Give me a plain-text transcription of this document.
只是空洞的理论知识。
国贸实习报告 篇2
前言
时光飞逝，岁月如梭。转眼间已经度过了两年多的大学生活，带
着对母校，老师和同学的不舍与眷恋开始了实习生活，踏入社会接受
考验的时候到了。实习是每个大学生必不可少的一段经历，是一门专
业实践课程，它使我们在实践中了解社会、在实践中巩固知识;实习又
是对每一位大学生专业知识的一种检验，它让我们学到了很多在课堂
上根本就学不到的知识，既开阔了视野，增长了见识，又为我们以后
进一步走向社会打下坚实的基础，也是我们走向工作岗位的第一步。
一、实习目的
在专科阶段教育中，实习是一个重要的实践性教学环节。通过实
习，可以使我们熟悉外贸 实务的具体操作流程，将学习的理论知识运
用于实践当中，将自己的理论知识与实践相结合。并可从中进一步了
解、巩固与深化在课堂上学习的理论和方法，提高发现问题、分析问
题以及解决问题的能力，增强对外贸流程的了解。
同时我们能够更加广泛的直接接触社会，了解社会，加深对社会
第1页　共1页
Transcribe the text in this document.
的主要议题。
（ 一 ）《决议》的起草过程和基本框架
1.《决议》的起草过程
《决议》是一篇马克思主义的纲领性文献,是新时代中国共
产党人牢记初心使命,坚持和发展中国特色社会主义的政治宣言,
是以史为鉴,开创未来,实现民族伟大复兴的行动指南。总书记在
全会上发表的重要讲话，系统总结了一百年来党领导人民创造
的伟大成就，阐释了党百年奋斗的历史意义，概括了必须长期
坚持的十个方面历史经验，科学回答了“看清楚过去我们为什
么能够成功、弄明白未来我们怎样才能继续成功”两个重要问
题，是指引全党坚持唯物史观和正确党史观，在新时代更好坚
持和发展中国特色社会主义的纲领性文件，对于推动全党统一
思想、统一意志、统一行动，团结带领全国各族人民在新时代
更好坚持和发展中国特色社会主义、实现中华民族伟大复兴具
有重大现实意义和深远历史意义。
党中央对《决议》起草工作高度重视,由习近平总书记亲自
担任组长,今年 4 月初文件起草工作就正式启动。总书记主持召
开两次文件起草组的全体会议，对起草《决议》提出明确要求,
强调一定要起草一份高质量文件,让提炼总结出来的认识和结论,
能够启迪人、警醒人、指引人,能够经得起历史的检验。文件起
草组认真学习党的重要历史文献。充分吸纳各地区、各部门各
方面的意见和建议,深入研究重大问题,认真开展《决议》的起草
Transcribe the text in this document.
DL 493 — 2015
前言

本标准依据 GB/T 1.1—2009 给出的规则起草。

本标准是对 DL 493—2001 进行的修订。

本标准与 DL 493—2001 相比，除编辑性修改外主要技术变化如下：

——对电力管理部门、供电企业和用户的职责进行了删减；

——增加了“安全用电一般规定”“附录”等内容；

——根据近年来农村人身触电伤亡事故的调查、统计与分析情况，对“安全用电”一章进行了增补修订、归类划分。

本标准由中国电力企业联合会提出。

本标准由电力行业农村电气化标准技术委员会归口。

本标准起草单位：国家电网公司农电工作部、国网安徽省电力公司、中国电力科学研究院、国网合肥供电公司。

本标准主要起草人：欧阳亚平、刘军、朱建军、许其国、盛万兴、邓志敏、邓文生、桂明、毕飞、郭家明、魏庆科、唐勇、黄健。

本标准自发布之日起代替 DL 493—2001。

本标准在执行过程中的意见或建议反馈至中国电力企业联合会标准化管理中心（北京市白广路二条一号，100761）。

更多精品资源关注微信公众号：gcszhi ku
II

▬▬▬▬▬▬

GIVEN EXERCISE |
Using the material above, print every entry exactly as written.

CORRECT ANSWER |
Give me a plain-text transcription of this document.
只是空洞的理论知识。
国贸实习报告 篇2
前言
时光飞逝，岁月如梭。转眼间已经度过了两年多的大学生活，带
着对母校，老师和同学的不舍与眷恋开始了实习生活，踏入社会接受
考验的时候到了。实习是每个大学生必不可少的一段经历，是一门专
业实践课程，它使我们在实践中了解社会、在实践中巩固知识;实习又
是对每一位大学生专业知识的一种检验，它让我们学到了很多在课堂
上根本就学不到的知识，既开阔了视野，增长了见识，又为我们以后
进一步走向社会打下坚实的基础，也是我们走向工作岗位的第一步。
一、实习目的
在专科阶段教育中，实习是一个重要的实践性教学环节。通过实
习，可以使我们熟悉外贸 实务的具体操作流程，将学习的理论知识运
用于实践当中，将自己的理论知识与实践相结合。并可从中进一步了
解、巩固与深化在课堂上学习的理论和方法，提高发现问题、分析问
题以及解决问题的能力，增强对外贸流程的了解。
同时我们能够更加广泛的直接接触社会，了解社会，加深对社会
第1页　共1页
Transcribe the text in this document.
的主要议题。
（ 一 ）《决议》的起草过程和基本框架
1.《决议》的起草过程
《决议》是一篇马克思主义的纲领性文献,是新时代中国共
产党人牢记初心使命,坚持和发展中国特色社会主义的政治宣言,
是以史为鉴,开创未来,实现民族伟大复兴的行动指南。总书记在
全会上发表的重要讲话，系统总结了一百年来党领导人民创造
的伟大成就，阐释了党百年奋斗的历史意义，概括了必须长期
坚持的十个方面历史经验，科学回答了“看清楚过去我们为什
么能够成功、弄明白未来我们怎样才能继续成功”两个重要问
题，是指引全党坚持唯物史观和正确党史观，在新时代更好坚
持和发展中国特色社会主义的纲领性文件，对于推动全党统一
思想、统一意志、统一行动，团结带领全国各族人民在新时代
更好坚持和发展中国特色社会主义、实现中华民族伟大复兴具
有重大现实意义和深远历史意义。
党中央对《决议》起草工作高度重视,由习近平总书记亲自
担任组长,今年 4 月初文件起草工作就正式启动。总书记主持召
开两次文件起草组的全体会议，对起草《决议》提出明确要求,
强调一定要起草一份高质量文件,让提炼总结出来的认识和结论,
能够启迪人、警醒人、指引人,能够经得起历史的检验。文件起
草组认真学习党的重要历史文献。充分吸纳各地区、各部门各
方面的意见和建议,深入研究重大问题,认真开展《决议》的起草
Transcribe the text in this document.
DL 493 — 2015
前言

本标准依据 GB/T 1.1—2009 给出的规则起草。

本标准是对 DL 493—2001 进行的修订。

本标准与 DL 493—2001 相比，除编辑性修改外主要技术变化如下：

——对电力管理部门、供电企业和用户的职责进行了删减；

——增加了“安全用电一般规定”“附录”等内容；

——根据近年来农村人身触电伤亡事故的调查、统计与分析情况，对“安全用电”一章进行了增补修订、归类划分。

本标准由中国电力企业联合会提出。

本标准由电力行业农村电气化标准技术委员会归口。

本标准起草单位：国家电网公司农电工作部、国网安徽省电力公司、中国电力科学研究院、国网合肥供电公司。

本标准主要起草人：欧阳亚平、刘军、朱建军、许其国、盛万兴、邓志敏、邓文生、桂明、毕飞、郭家明、魏庆科、唐勇、黄健。

本标准自发布之日起代替 DL 493—2001。

本标准在执行过程中的意见或建议反馈至中国电力企业联合会标准化管理中心（北京市白广路二条一号，100761）。

更多精品资源关注微信公众号：gcszhi ku
II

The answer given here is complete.